»»
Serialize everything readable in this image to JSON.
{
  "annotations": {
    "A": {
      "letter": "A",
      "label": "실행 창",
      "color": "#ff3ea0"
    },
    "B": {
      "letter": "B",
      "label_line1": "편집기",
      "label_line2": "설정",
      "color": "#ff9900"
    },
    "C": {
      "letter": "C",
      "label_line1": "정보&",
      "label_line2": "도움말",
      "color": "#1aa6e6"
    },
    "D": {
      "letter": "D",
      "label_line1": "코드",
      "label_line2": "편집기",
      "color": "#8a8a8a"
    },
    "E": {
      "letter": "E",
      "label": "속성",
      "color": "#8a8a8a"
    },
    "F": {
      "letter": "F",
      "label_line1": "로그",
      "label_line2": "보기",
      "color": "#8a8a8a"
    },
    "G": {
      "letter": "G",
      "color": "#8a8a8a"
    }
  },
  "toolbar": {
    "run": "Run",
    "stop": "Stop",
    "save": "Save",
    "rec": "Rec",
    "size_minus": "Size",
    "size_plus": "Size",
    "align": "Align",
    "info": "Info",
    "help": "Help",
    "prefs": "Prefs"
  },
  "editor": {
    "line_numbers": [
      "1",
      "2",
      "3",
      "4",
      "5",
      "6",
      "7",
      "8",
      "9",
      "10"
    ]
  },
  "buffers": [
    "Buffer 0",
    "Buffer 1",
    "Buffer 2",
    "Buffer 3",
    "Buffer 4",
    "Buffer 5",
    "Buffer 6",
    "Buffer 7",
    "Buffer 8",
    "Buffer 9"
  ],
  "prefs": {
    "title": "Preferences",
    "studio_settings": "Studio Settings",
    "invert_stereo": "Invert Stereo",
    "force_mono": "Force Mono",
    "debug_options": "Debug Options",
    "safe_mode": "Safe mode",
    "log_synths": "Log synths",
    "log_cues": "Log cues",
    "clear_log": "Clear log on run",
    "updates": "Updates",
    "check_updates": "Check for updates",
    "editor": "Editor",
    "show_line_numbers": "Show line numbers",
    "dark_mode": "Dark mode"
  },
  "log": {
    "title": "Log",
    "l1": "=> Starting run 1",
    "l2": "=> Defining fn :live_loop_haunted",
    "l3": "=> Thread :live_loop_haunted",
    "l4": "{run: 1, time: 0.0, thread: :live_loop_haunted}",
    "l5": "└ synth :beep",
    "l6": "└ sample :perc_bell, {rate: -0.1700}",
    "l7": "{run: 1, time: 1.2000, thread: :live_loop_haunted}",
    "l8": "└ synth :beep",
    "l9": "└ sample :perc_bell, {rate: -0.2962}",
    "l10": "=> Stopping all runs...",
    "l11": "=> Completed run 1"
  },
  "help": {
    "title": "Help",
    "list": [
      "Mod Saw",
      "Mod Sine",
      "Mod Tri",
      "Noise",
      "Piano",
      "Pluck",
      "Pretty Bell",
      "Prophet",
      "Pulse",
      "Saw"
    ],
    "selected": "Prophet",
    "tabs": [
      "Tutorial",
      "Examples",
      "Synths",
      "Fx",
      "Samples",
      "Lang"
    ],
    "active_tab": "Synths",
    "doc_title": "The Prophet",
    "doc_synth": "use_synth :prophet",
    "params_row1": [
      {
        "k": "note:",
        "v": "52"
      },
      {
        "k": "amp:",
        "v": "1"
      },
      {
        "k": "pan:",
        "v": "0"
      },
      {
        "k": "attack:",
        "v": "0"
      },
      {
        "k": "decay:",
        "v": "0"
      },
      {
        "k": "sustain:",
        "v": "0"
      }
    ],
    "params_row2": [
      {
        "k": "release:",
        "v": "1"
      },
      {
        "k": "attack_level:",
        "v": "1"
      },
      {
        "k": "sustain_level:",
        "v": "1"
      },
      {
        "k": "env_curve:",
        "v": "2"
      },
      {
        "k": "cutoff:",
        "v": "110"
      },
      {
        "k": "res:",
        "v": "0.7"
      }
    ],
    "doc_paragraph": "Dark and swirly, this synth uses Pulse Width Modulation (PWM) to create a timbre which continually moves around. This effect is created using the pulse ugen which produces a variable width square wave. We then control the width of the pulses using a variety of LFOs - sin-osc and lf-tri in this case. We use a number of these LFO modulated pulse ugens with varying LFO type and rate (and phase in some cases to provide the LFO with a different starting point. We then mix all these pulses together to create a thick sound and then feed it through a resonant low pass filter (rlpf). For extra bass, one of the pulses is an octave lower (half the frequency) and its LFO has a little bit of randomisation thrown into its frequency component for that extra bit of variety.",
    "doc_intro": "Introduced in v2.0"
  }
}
««
THE EXERCISE:
Tally up the lines in the records that contain the word "time" and give only the total.

THE OUTPUT:
2